▶ [THE PROBLEM]: Repeat every line of the material, character for character.

——————————

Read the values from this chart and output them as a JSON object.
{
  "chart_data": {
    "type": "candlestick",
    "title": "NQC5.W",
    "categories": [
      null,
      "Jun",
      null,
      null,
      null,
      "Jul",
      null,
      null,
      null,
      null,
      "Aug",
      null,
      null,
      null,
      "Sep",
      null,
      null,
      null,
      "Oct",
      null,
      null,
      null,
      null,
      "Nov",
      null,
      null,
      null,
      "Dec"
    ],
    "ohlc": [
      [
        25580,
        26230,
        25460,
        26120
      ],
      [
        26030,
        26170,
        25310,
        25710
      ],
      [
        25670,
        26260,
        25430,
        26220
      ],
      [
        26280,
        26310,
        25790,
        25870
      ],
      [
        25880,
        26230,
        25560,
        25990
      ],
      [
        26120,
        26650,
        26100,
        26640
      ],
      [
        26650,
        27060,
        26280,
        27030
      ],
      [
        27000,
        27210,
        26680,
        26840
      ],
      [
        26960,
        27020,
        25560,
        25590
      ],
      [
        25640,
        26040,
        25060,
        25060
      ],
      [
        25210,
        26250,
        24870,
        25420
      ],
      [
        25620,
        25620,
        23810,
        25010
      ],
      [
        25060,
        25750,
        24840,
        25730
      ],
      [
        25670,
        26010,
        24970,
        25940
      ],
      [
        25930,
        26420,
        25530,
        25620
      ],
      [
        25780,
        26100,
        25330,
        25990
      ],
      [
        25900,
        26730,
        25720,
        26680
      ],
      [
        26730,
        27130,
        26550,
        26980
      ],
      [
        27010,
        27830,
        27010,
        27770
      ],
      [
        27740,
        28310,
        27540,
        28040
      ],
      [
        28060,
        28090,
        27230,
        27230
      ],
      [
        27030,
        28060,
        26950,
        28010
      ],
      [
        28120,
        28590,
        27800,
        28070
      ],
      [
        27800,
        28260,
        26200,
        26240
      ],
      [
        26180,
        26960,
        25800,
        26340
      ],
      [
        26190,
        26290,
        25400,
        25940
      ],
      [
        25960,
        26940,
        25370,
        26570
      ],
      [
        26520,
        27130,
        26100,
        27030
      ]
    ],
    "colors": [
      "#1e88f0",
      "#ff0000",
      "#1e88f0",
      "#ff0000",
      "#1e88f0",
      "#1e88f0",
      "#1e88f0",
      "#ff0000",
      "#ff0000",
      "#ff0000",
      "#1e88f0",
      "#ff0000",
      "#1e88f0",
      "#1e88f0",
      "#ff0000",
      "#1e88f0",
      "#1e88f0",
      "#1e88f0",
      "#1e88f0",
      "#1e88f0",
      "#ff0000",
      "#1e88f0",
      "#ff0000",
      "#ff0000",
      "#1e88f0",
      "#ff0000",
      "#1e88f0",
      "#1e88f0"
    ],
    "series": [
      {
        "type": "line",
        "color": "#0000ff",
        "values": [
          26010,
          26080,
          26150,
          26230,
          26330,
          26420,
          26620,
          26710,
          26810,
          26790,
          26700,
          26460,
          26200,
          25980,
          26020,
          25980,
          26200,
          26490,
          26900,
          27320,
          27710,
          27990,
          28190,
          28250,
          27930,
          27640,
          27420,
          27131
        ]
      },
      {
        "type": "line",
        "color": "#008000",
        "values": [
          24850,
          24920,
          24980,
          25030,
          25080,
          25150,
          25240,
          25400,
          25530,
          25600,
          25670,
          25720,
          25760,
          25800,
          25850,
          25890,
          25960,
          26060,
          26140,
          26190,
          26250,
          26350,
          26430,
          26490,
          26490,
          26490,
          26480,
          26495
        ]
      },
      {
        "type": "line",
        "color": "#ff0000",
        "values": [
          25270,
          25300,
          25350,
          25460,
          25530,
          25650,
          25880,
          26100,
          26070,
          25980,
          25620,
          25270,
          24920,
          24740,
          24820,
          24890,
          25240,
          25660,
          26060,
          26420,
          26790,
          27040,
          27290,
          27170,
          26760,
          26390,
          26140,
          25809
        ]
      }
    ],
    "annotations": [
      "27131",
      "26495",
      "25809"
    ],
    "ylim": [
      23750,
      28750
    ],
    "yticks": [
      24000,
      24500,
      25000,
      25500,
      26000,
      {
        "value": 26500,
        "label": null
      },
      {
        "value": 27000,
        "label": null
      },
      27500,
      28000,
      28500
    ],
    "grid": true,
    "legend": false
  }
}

——————————

▶ [ANSWER TO THIS EXERCISE]:
Read the values from this chart and output them as a JSON object.
{
  "chart_data": {
    "type": "candlestick",
    "title": "NQC5.W",
    "categories": [
      null,
      "Jun",
      null,
      null,
      null,
      "Jul",
      null,
      null,
      null,
      null,
      "Aug",
      null,
      null,
      null,
      "Sep",
      null,
      null,
      null,
      "Oct",
      null,
      null,
      null,
      null,
      "Nov",
      null,
      null,
      null,
      "Dec"
    ],
    "ohlc": [
      [
        25580,
        26230,
        25460,
        26120
      ],
      [
        26030,
        26170,
        25310,
        25710
      ],
      [
        25670,
        26260,
        25430,
        26220
      ],
      [
        26280,
        26310,
        25790,
        25870
      ],
      [
        25880,
        26230,
        25560,
        25990
      ],
      [
        26120,
        26650,
        26100,
        26640
      ],
      [
        26650,
        27060,
        26280,
        27030
      ],
      [
        27000,
        27210,
        26680,
        26840
      ],
      [
        26960,
        27020,
        25560,
        25590
      ],
      [
        25640,
        26040,
        25060,
        25060
      ],
      [
        25210,
        26250,
        24870,
        25420
      ],
      [
        25620,
        25620,
        23810,
        25010
      ],
      [
        25060,
        25750,
        24840,
        25730
      ],
      [
        25670,
        26010,
        24970,
        25940
      ],
      [
        25930,
        26420,
        25530,
        25620
      ],
      [
        25780,
        26100,
        25330,
        25990
      ],
      [
        25900,
        26730,
        25720,
        26680
      ],
      [
        26730,
        27130,
        26550,
        26980
      ],
      [
        27010,
        27830,
        27010,
        27770
      ],
      [
        27740,
        28310,
        27540,
        28040
      ],
      [
        28060,
        28090,
        27230,
        27230
      ],
      [
        27030,
        28060,
        26950,
        28010
      ],
      [
        28120,
        28590,
        27800,
        28070
      ],
      [
        27800,
        28260,
        26200,
        26240
      ],
      [
        26180,
        26960,
        25800,
        26340
      ],
      [
        26190,
        26290,
        25400,
        25940
      ],
      [
        25960,
        26940,
        25370,
        26570
      ],
      [
        26520,
        27130,
        26100,
        27030
      ]
    ],
    "colors": [
      "#1e88f0",
      "#ff0000",
      "#1e88f0",
      "#ff0000",
      "#1e88f0",
      "#1e88f0",
      "#1e88f0",
      "#ff0000",
      "#ff0000",
      "#ff0000",
      "#1e88f0",
      "#ff0000",
      "#1e88f0",
      "#1e88f0",
      "#ff0000",
      "#1e88f0",
      "#1e88f0",
      "#1e88f0",
      "#1e88f0",
      "#1e88f0",
      "#ff0000",
      "#1e88f0",
      "#ff0000",
      "#ff0000",
      "#1e88f0",
      "#ff0000",
      "#1e88f0",
      "#1e88f0"
    ],
    "series": [
      {
        "type": "line",
        "color": "#0000ff",
        "values": [
          26010,
          26080,
          26150,
          26230,
          26330,
          26420,
          26620,
          26710,
          26810,
          26790,
          26700,
          26460,
          26200,
          25980,
          26020,
          25980,
          26200,
          26490,
          26900,
          27320,
          27710,
          27990,
          28190,
          28250,
          27930,
          27640,
          27420,
          27131
        ]
      },
      {
        "type": "line",
        "color": "#008000",
        "values": [
          24850,
          24920,
          24980,
          25030,
          25080,
          25150,
          25240,
          25400,
          25530,
          25600,
          25670,
          25720,
          25760,
          25800,
          25850,
          25890,
          25960,
          26060,
          26140,
          26190,
          26250,
          26350,
          26430,
          26490,
          26490,
          26490,
          26480,
          26495
        ]
      },
      {
        "type": "line",
        "color": "#ff0000",
        "values": [
          25270,
          25300,
          25350,
          25460,
          25530,
          25650,
          25880,
          26100,
          26070,
          25980,
          25620,
          25270,
          24920,
          24740,
          24820,
          24890,
          25240,
          25660,
          26060,
          26420,
          26790,
          27040,
          27290,
          27170,
          26760,
          26390,
          26140,
          25809
        ]
      }
    ],
    "annotations": [
      "27131",
      "26495",
      "25809"
    ],
    "ylim": [
      23750,
      28750
    ],
    "yticks": [
      24000,
      24500,
      25000,
      25500,
      26000,
      {
        "value": 26500,
        "label": null
      },
      {
        "value": 27000,
        "label": null
      },
      27500,
      28000,
      28500
    ],
    "grid": true,
    "legend": false
  }
}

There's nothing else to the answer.